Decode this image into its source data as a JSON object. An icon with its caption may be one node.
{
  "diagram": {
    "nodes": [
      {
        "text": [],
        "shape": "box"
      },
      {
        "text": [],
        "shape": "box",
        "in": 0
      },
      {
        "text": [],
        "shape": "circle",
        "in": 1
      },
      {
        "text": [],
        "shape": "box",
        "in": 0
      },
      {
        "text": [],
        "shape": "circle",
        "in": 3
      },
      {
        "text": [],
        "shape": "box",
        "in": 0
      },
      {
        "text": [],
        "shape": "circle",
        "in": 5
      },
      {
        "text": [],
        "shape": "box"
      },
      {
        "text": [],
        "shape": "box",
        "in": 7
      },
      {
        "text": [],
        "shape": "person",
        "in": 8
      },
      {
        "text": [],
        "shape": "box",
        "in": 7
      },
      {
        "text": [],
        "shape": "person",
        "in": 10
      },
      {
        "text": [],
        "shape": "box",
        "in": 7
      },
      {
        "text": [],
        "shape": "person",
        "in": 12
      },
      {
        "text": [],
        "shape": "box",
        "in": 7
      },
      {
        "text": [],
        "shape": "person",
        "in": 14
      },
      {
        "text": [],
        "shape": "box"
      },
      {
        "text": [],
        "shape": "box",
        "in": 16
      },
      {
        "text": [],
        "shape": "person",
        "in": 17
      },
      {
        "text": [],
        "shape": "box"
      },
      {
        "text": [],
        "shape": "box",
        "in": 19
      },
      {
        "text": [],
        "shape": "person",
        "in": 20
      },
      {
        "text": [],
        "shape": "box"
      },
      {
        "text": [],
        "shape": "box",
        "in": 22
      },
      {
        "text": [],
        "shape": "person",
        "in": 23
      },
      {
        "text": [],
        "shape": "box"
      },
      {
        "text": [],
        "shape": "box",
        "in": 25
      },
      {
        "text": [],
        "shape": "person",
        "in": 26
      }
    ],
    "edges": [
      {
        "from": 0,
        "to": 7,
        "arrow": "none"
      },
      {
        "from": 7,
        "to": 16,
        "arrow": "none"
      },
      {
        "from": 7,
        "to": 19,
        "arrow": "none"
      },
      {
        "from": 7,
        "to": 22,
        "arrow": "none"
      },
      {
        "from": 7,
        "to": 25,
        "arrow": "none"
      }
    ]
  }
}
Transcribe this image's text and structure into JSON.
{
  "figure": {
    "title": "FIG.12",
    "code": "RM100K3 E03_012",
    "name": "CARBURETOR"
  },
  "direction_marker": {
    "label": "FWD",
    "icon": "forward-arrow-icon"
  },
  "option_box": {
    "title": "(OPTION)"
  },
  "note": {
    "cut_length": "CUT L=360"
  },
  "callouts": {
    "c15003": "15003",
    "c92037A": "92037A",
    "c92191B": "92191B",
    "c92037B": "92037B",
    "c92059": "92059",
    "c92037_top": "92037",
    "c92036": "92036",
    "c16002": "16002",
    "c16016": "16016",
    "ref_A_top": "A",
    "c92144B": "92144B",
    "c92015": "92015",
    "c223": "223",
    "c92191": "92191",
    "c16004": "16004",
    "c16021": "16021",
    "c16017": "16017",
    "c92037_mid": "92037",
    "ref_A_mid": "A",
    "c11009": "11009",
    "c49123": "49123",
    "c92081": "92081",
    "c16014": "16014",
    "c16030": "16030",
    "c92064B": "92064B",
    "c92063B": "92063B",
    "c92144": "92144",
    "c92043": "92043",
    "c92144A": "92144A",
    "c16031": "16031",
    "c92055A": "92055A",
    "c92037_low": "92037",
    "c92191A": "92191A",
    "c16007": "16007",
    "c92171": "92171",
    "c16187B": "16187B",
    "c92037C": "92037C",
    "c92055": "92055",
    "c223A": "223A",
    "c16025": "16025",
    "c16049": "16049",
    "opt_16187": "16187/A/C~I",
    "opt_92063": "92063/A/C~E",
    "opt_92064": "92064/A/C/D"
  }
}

OBJECTIVE:
Please list every line of the records that contains "JSON".

REPLY:
Decode this image into its source data as a JSON object. An icon with its caption may be one node.
Transcribe this image's text and structure into JSON.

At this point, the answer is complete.